■ What needs to be done: Copy, from the entries below, each line in which the string "Tender" appears.

■ Data for processing:

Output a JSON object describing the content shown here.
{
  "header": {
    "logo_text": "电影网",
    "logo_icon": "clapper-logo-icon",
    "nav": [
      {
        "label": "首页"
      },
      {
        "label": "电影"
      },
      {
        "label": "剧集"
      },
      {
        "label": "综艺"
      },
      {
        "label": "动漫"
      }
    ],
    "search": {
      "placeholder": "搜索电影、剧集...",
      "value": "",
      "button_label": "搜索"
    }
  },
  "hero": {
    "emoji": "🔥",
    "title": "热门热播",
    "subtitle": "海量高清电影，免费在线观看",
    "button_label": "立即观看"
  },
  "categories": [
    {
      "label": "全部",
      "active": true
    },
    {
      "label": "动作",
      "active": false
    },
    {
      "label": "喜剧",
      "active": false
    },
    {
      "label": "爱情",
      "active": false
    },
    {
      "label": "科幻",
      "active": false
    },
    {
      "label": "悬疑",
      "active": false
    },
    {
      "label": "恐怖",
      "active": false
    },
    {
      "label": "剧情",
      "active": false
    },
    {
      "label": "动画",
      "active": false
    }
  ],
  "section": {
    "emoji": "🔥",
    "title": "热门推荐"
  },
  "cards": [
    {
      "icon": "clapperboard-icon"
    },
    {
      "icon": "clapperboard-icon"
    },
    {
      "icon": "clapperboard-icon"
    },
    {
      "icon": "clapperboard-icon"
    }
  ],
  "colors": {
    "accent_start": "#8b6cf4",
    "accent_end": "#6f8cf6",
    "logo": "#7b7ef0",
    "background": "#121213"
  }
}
==
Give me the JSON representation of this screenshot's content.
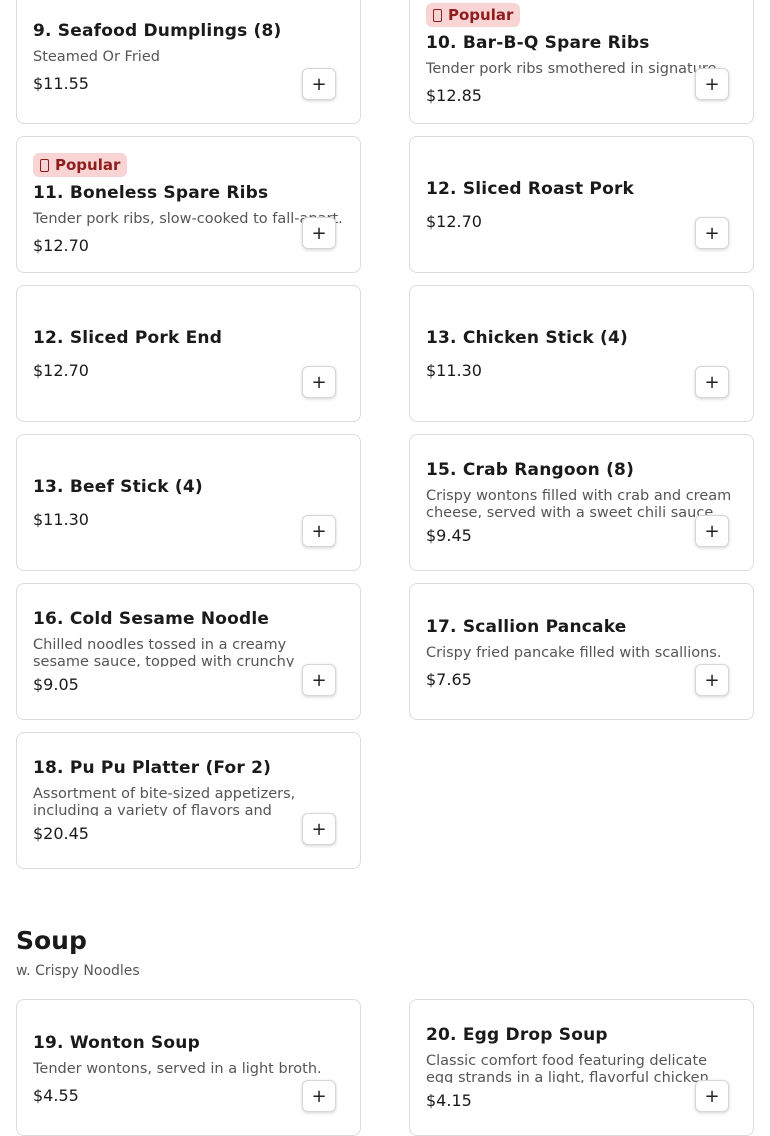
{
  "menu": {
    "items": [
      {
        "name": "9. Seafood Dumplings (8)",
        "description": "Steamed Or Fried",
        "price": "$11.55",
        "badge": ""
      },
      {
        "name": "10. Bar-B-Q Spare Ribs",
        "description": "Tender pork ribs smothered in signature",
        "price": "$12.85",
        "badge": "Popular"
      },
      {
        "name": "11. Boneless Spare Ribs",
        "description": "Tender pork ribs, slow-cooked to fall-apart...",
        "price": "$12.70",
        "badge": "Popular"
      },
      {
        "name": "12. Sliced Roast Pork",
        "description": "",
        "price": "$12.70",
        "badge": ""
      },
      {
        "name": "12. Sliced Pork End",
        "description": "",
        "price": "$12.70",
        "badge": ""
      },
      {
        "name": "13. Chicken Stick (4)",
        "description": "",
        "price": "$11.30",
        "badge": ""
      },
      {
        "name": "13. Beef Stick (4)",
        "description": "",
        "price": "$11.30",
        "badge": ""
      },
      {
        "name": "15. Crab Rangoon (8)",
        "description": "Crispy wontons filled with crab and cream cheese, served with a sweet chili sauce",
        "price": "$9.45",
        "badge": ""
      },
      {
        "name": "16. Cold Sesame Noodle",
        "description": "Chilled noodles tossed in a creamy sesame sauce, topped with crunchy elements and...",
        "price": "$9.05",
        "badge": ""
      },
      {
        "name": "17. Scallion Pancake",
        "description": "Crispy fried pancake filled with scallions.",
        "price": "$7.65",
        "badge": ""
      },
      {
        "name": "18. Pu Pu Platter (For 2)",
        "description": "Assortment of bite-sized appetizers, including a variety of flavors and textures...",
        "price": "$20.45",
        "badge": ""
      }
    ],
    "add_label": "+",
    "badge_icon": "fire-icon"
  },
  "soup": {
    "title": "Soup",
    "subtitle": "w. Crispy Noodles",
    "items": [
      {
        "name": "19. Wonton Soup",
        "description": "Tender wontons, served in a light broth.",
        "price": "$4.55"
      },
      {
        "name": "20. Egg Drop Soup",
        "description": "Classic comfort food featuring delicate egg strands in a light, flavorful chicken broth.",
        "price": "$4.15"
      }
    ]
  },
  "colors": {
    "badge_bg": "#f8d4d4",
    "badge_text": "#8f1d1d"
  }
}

■ Answer below:
        "description": "Tender pork ribs smothered in signature",
        "description": "Tender pork ribs, slow-cooked to fall-apart...",
        "description": "Tender wontons, served in a light broth.",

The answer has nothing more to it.